** Задание **
Воспроизведите без изменений фрагмент материала от строки, содержащей «- edit-button[interactable]: Modifica: [612, 185, 687, 211]», до строки, содержащей «- delegate-label: Delega: [780, 190, 822, 206]», включая обе граничные строки.

Данные разметки макета
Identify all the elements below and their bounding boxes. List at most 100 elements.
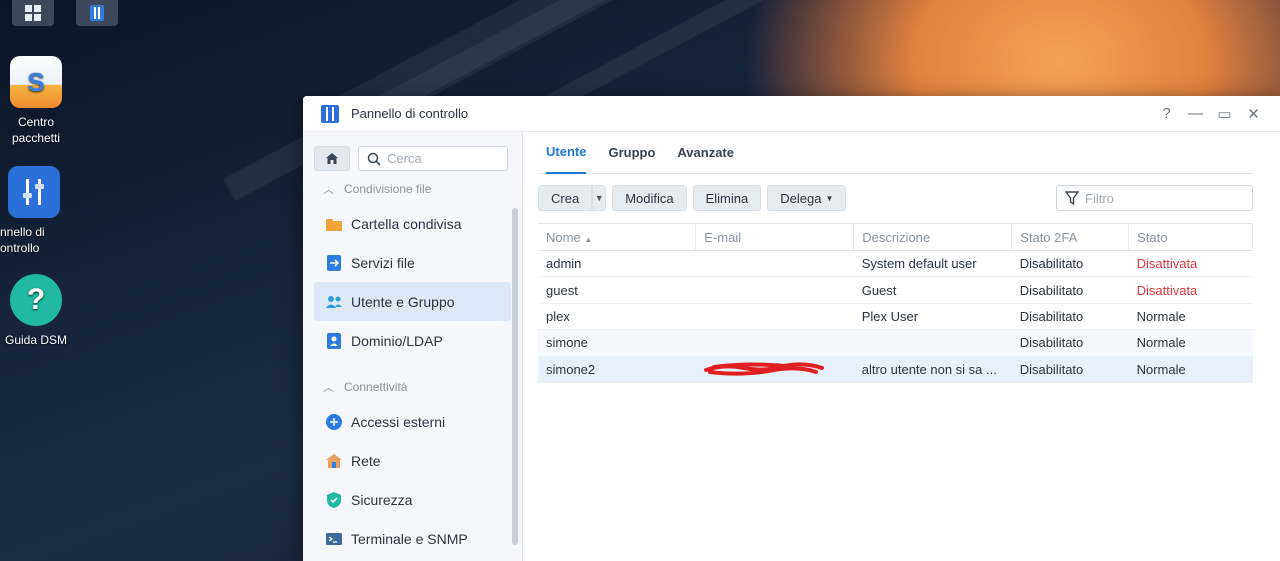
- edit-button[interactable]: Modifica: [612, 185, 687, 211]
- grid-icon: [25, 5, 41, 21]
- caret-down-icon: ▼: [825, 193, 834, 203]
- home-button[interactable]: [314, 146, 350, 171]
- tab-group[interactable]: Gruppo: [608, 132, 655, 174]
- delegate-label: Delega: [780, 190, 822, 206]
- sidebar-item-network[interactable]: Rete: [314, 441, 511, 480]
- sidebar-item-label: Accessi esterni: [351, 413, 446, 430]
- column-header-description[interactable]: Descrizione: [853, 223, 1013, 251]
- network-icon: [325, 452, 343, 470]
- column-header-email[interactable]: E-mail: [695, 223, 855, 251]
- tab-user[interactable]: Utente: [546, 132, 587, 174]
- sidebar-item-shared-folder[interactable]: Cartella condivisa: [314, 204, 511, 243]
- close-button[interactable]: ✕: [1239, 96, 1268, 132]
- sidebar-item-label: Rete: [351, 452, 381, 469]
- section-file-sharing[interactable]: ︿ Condivisione file: [303, 174, 522, 204]
- column-header-name[interactable]: Nome ▲: [538, 223, 697, 251]
- sidebar-item-user-group[interactable]: Utente e Gruppo: [314, 282, 511, 321]
- sidebar-item-label: Dominio/LDAP: [351, 332, 443, 349]
- desktop-icon-label: Centro pacchetti: [11, 115, 61, 145]
- cell-name: plex: [538, 303, 696, 331]
- sidebar-item-label: Sicurezza: [351, 491, 413, 508]
- desktop-icon-label: nnello di controllo: [0, 225, 45, 255]
- help-button[interactable]: ?: [1152, 96, 1181, 132]
- desktop-icon-package-center[interactable]: S Centro pacchetti: [0, 56, 72, 146]
- terminal-icon: [325, 530, 343, 548]
- maximize-button[interactable]: ▭: [1210, 96, 1239, 132]
- cell-description: Plex User: [853, 303, 1012, 331]
- tab-advanced[interactable]: Avanzate: [677, 132, 734, 174]
- cell-description: Guest: [853, 276, 1012, 304]
- cell-description: System default user: [853, 250, 1012, 278]
- main-menu-button[interactable]: [12, 0, 54, 26]
- sidebar: Cerca ︿ Condivisione file Cartella condi…: [303, 132, 523, 561]
- table-row[interactable]: admin System default user Disabilitato D…: [538, 250, 1253, 278]
- minimize-button[interactable]: —: [1181, 96, 1210, 132]
- create-button[interactable]: Crea: [538, 185, 593, 211]
- cell-2fa: Disabilitato: [1011, 329, 1129, 357]
- filter-icon: [1065, 191, 1079, 205]
- package-center-icon: S: [10, 56, 62, 108]
- cell-description: [853, 329, 1012, 357]
- cell-email: [695, 356, 854, 383]
- help-icon: ?: [10, 274, 62, 326]
- window-titlebar[interactable]: Pannello di controllo ? — ▭ ✕: [303, 96, 1280, 132]
- sidebar-item-label: Servizi file: [351, 254, 415, 271]
- cell-name: guest: [538, 276, 696, 304]
- delete-button[interactable]: Elimina: [692, 185, 762, 211]
- cell-2fa: Disabilitato: [1011, 250, 1129, 278]
- caret-down-icon: ▼: [594, 193, 604, 203]
- cell-2fa: Disabilitato: [1011, 356, 1129, 383]
- shield-icon: [325, 491, 343, 509]
- filter-input[interactable]: Filtro: [1056, 185, 1253, 211]
- cell-status: Normale: [1128, 329, 1253, 357]
- sidebar-item-external-access[interactable]: Accessi esterni: [314, 402, 511, 441]
- control-panel-window: Pannello di controllo ? — ▭ ✕ Cerca ︿ Co…: [303, 96, 1280, 561]
- sidebar-item-file-services[interactable]: Servizi file: [314, 243, 511, 282]
- sidebar-scrollbar[interactable]: [512, 208, 518, 545]
- section-connectivity[interactable]: ︿ Connettività: [303, 372, 522, 402]
- users-table: Nome ▲ E-mail Descrizione Stato 2FA Stat…: [538, 223, 1253, 383]
- domain-icon: [325, 332, 343, 350]
- cell-status: Disattivata: [1128, 250, 1253, 278]
- desktop-icon-dsm-help[interactable]: ? Guida DSM: [0, 274, 72, 348]
- filter-placeholder: Filtro: [1085, 190, 1114, 206]
- create-dropdown-button[interactable]: ▼: [592, 185, 607, 211]
- cell-email: [695, 250, 854, 278]
- sidebar-item-security[interactable]: Sicurezza: [314, 480, 511, 519]
- table-row[interactable]: simone Disabilitato Normale: [538, 329, 1253, 357]
- home-icon: [326, 153, 338, 164]
- section-label: Connettività: [344, 380, 408, 394]
- cell-email: [695, 276, 854, 304]
- desktop-icon-label: Guida DSM: [4, 333, 68, 347]
- control-panel-icon: [8, 166, 60, 218]
- sidebar-item-domain-ldap[interactable]: Dominio/LDAP: [314, 321, 511, 360]
- cell-2fa: Disabilitato: [1011, 276, 1129, 304]
- desktop-icon-control-panel[interactable]: nnello di controllo: [0, 166, 90, 256]
- main-panel: Utente Gruppo Avanzate Crea ▼ Modifica E…: [538, 132, 1253, 383]
- folder-icon: [325, 215, 343, 233]
- table-row[interactable]: simone2 altro utente non si sa ... Disab…: [538, 356, 1253, 383]
- table-row[interactable]: guest Guest Disabilitato Disattivata: [538, 276, 1253, 304]
- tab-bar: Utente Gruppo Avanzate: [538, 132, 1253, 174]
- cell-status: Disattivata: [1128, 276, 1253, 304]
- file-services-icon: [325, 254, 343, 272]
- sidebar-item-label: Cartella condivisa: [351, 215, 462, 232]
- cell-email: [695, 329, 854, 357]
- delegate-button[interactable]: Delega ▼: [767, 185, 847, 211]
- control-panel-icon: [321, 104, 339, 123]
- taskbar-control-panel-button[interactable]: [76, 0, 118, 26]
- search-icon: [367, 152, 381, 166]
- redaction-scribble: [703, 362, 824, 376]
- column-header-2fa-status[interactable]: Stato 2FA: [1011, 223, 1130, 251]
- users-icon: [325, 293, 343, 311]
- sidebar-item-label: Terminale e SNMP: [351, 530, 468, 547]
- sort-asc-icon: ▲: [584, 234, 593, 244]
- table-row[interactable]: plex Plex User Disabilitato Normale: [538, 303, 1253, 331]
- sidebar-search-input[interactable]: Cerca: [358, 146, 508, 171]
- window-title: Pannello di controllo: [351, 106, 469, 121]
- cell-description: altro utente non si sa ...: [853, 356, 1012, 383]
- cell-email: [695, 303, 854, 331]
- sidebar-item-terminal-snmp[interactable]: Terminale e SNMP: [314, 519, 511, 558]
- column-header-status[interactable]: Stato: [1128, 223, 1253, 251]
- cell-name: simone2: [538, 356, 696, 383]
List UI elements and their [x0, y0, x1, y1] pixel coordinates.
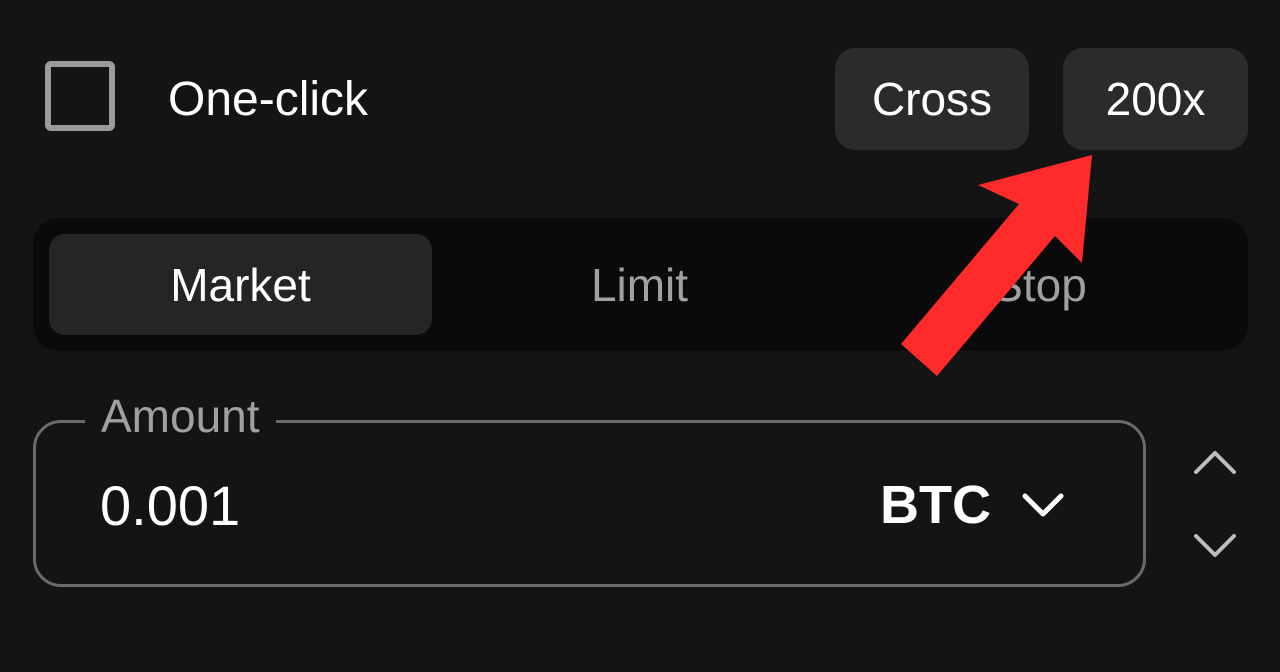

** Готовое решение **
- edit-button[interactable]: Modifica: [612, 185, 687, 211]
- grid-icon: [25, 5, 41, 21]
- caret-down-icon: ▼: [825, 193, 834, 203]
- home-button[interactable]: [314, 146, 350, 171]
- tab-group[interactable]: Gruppo: [608, 132, 655, 174]
- delegate-label: Delega: [780, 190, 822, 206]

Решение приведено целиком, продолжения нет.